(Source information Opens)

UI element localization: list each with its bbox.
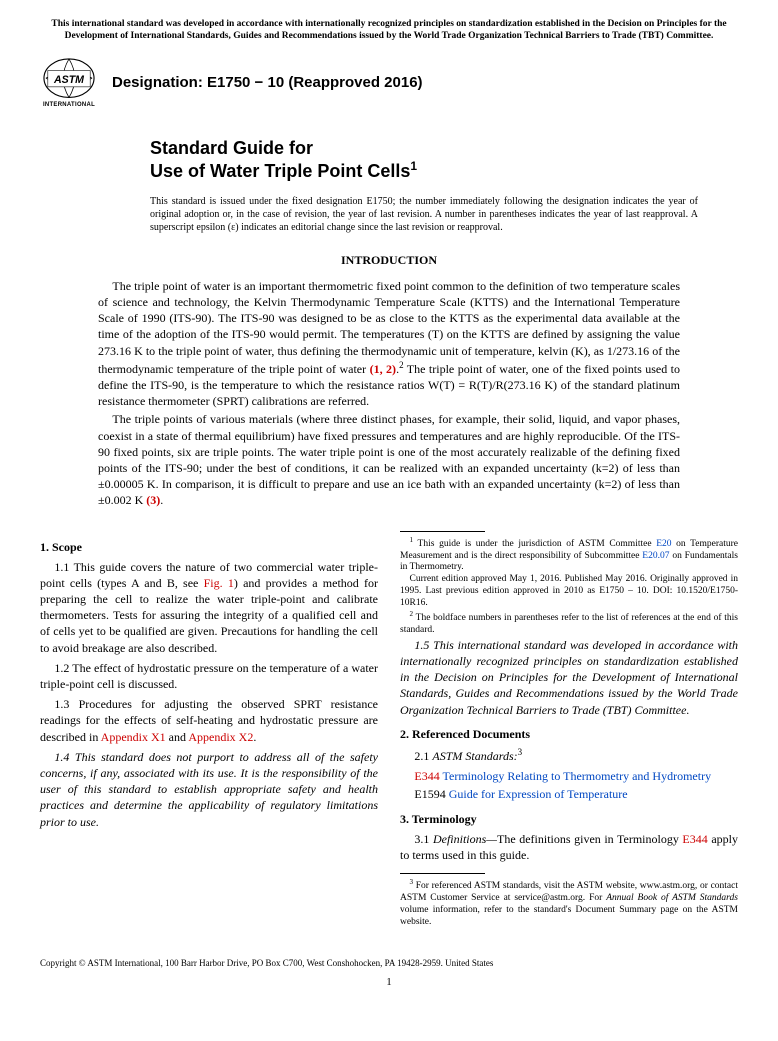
title-line1: Standard Guide for <box>150 138 313 158</box>
title-footnote-ref: 1 <box>410 159 417 173</box>
scope-1-4: 1.4 This standard does not purport to ad… <box>40 749 378 830</box>
reference-3[interactable]: (3) <box>146 493 160 507</box>
content-columns: 1. Scope 1.1 This guide covers the natur… <box>40 531 738 929</box>
e344-term-link[interactable]: E344 <box>682 832 707 846</box>
title-line2: Use of Water Triple Point Cells <box>150 161 410 181</box>
footnote-2: 2 The boldface numbers in parentheses re… <box>400 610 738 637</box>
footnote-1-edition: Current edition approved May 1, 2016. Pu… <box>400 574 738 610</box>
logo-subtext: INTERNATIONAL <box>43 102 95 108</box>
e344-title-link[interactable]: Terminology Relating to Thermometry and … <box>440 769 711 783</box>
subcommittee-e2007-link[interactable]: E20.07 <box>642 551 669 561</box>
e1594-title-link[interactable]: Guide for Expression of Temperature <box>449 787 628 801</box>
ref-e344: E344 Terminology Relating to Thermometry… <box>400 768 738 784</box>
terminology-heading: 3. Terminology <box>400 811 738 827</box>
appendix-x1-link[interactable]: Appendix X1 <box>101 730 166 744</box>
referenced-docs-heading: 2. Referenced Documents <box>400 726 738 742</box>
scope-1-1: 1.1 This guide covers the nature of two … <box>40 559 378 656</box>
header: ASTM INTERNATIONAL Designation: E1750 − … <box>40 57 738 109</box>
footnote-3: 3 For referenced ASTM standards, visit t… <box>400 878 738 929</box>
e344-link[interactable]: E344 <box>414 769 439 783</box>
introduction-body: The triple point of water is an importan… <box>98 278 680 509</box>
title-block: Standard Guide for Use of Water Triple P… <box>150 137 738 183</box>
page-number: 1 <box>40 975 738 990</box>
intro-para-2: The triple points of various materials (… <box>98 411 680 508</box>
refs-2-1: 2.1 ASTM Standards:3 <box>400 746 738 764</box>
committee-e20-link[interactable]: E20 <box>656 539 671 549</box>
footnote-rule-right <box>400 873 485 874</box>
scope-1-3: 1.3 Procedures for adjusting the observe… <box>40 696 378 745</box>
reference-1-2[interactable]: (1, 2) <box>370 362 396 376</box>
issuance-note: This standard is issued under the fixed … <box>150 195 698 234</box>
ref-e1594: E1594 Guide for Expression of Temperatur… <box>400 786 738 802</box>
page-title: Standard Guide for Use of Water Triple P… <box>150 137 738 183</box>
svg-text:ASTM: ASTM <box>53 74 84 86</box>
term-3-1: 3.1 Definitions—The definitions given in… <box>400 831 738 863</box>
fig-1-link[interactable]: Fig. 1 <box>204 576 234 590</box>
copyright-notice: Copyright © ASTM International, 100 Barr… <box>40 957 738 969</box>
scope-1-5: 1.5 This international standard was deve… <box>400 637 738 718</box>
scope-heading: 1. Scope <box>40 539 378 555</box>
footnote-1: 1 This guide is under the jurisdiction o… <box>400 536 738 575</box>
introduction-heading: INTRODUCTION <box>40 252 738 268</box>
appendix-x2-link[interactable]: Appendix X2 <box>188 730 253 744</box>
scope-1-2: 1.2 The effect of hydrostatic pressure o… <box>40 660 378 692</box>
footnote-rule-left <box>400 531 485 532</box>
astm-logo: ASTM INTERNATIONAL <box>40 57 98 109</box>
intro-para-1: The triple point of water is an importan… <box>98 278 680 410</box>
tbt-notice: This international standard was develope… <box>40 18 738 43</box>
designation: Designation: E1750 − 10 (Reapproved 2016… <box>112 73 423 93</box>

(Source information Closes)

§ Goal of the exercise: Reading through the records above, report each line in which the string "Terminology" is found.

§ Response:
e344-title-link[interactable]: Terminology Relating to Thermometry and … <box>440 769 711 783</box>
ref-e344: E344 Terminology Relating to Thermometry… <box>400 768 738 784</box>
terminology-heading: 3. Terminology <box>400 811 738 827</box>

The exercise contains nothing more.